Repeat each entry word for word. Leave any images out of the copy.

···

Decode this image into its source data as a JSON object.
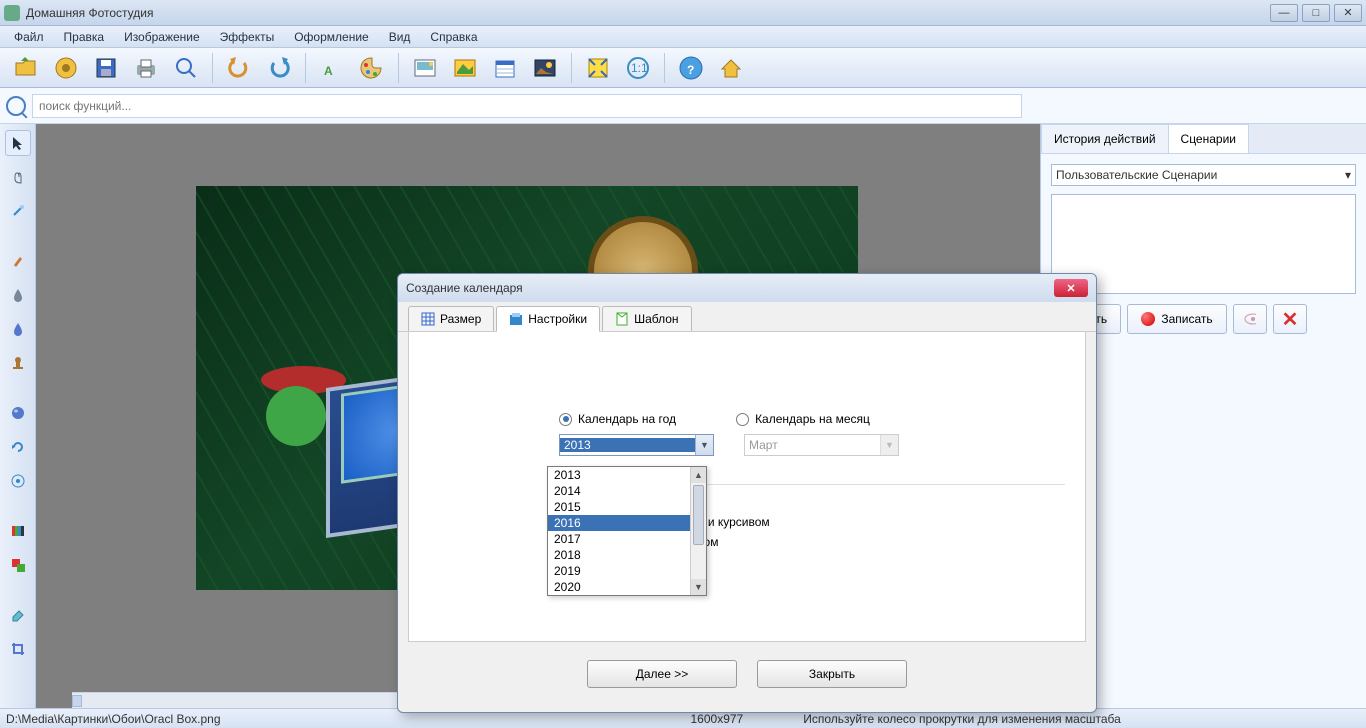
{
  "window": {
    "title": "Домашняя Фотостудия"
  },
  "menu": [
    "Файл",
    "Правка",
    "Изображение",
    "Эффекты",
    "Оформление",
    "Вид",
    "Справка"
  ],
  "search": {
    "placeholder": "поиск функций..."
  },
  "right_panel": {
    "tabs": [
      "История действий",
      "Сценарии"
    ],
    "active_tab": 1,
    "select_label": "Пользовательские Сценарии",
    "btn_run": "пустить",
    "btn_record": "Записать"
  },
  "statusbar": {
    "path": "D:\\Media\\Картинки\\Обои\\Oracl Box.png",
    "dims": "1600x977",
    "hint": "Используйте колесо прокрутки для изменения масштаба"
  },
  "dialog": {
    "title": "Создание календаря",
    "tabs": [
      "Размер",
      "Настройки",
      "Шаблон"
    ],
    "active_tab": 1,
    "radio_year": "Календарь на год",
    "radio_month": "Календарь на месяц",
    "year_value": "2013",
    "month_value": "Март",
    "check1_partial": "цев жирным шрифтом и курсивом",
    "check2_partial": "ндаря жирным шрифтом",
    "btn_next": "Далее >>",
    "btn_close": "Закрыть"
  },
  "year_dropdown": {
    "options": [
      "2013",
      "2014",
      "2015",
      "2016",
      "2017",
      "2018",
      "2019",
      "2020"
    ],
    "highlighted": "2016"
  }
}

···

- _Task response_
Decode this image into its source data as a JSON object.
{
  "window": {
    "title": "Домашняя Фотостудия"
  },
  "menu": [
    "Файл",
    "Правка",
    "Изображение",
    "Эффекты",
    "Оформление",
    "Вид",
    "Справка"
  ],
  "search": {
    "placeholder": "поиск функций..."
  },
  "right_panel": {
    "tabs": [
      "История действий",
      "Сценарии"
    ],
    "active_tab": 1,
    "select_label": "Пользовательские Сценарии",
    "btn_run": "пустить",
    "btn_record": "Записать"
  },
  "statusbar": {
    "path": "D:\\Media\\Картинки\\Обои\\Oracl Box.png",
    "dims": "1600x977",
    "hint": "Используйте колесо прокрутки для изменения масштаба"
  },
  "dialog": {
    "title": "Создание календаря",
    "tabs": [
      "Размер",
      "Настройки",
      "Шаблон"
    ],
    "active_tab": 1,
    "radio_year": "Календарь на год",
    "radio_month": "Календарь на месяц",
    "year_value": "2013",
    "month_value": "Март",
    "check1_partial": "цев жирным шрифтом и курсивом",
    "check2_partial": "ндаря жирным шрифтом",
    "btn_next": "Далее >>",
    "btn_close": "Закрыть"
  },
  "year_dropdown": {
    "options": [
      "2013",
      "2014",
      "2015",
      "2016",
      "2017",
      "2018",
      "2019",
      "2020"
    ],
    "highlighted": "2016"
  }
}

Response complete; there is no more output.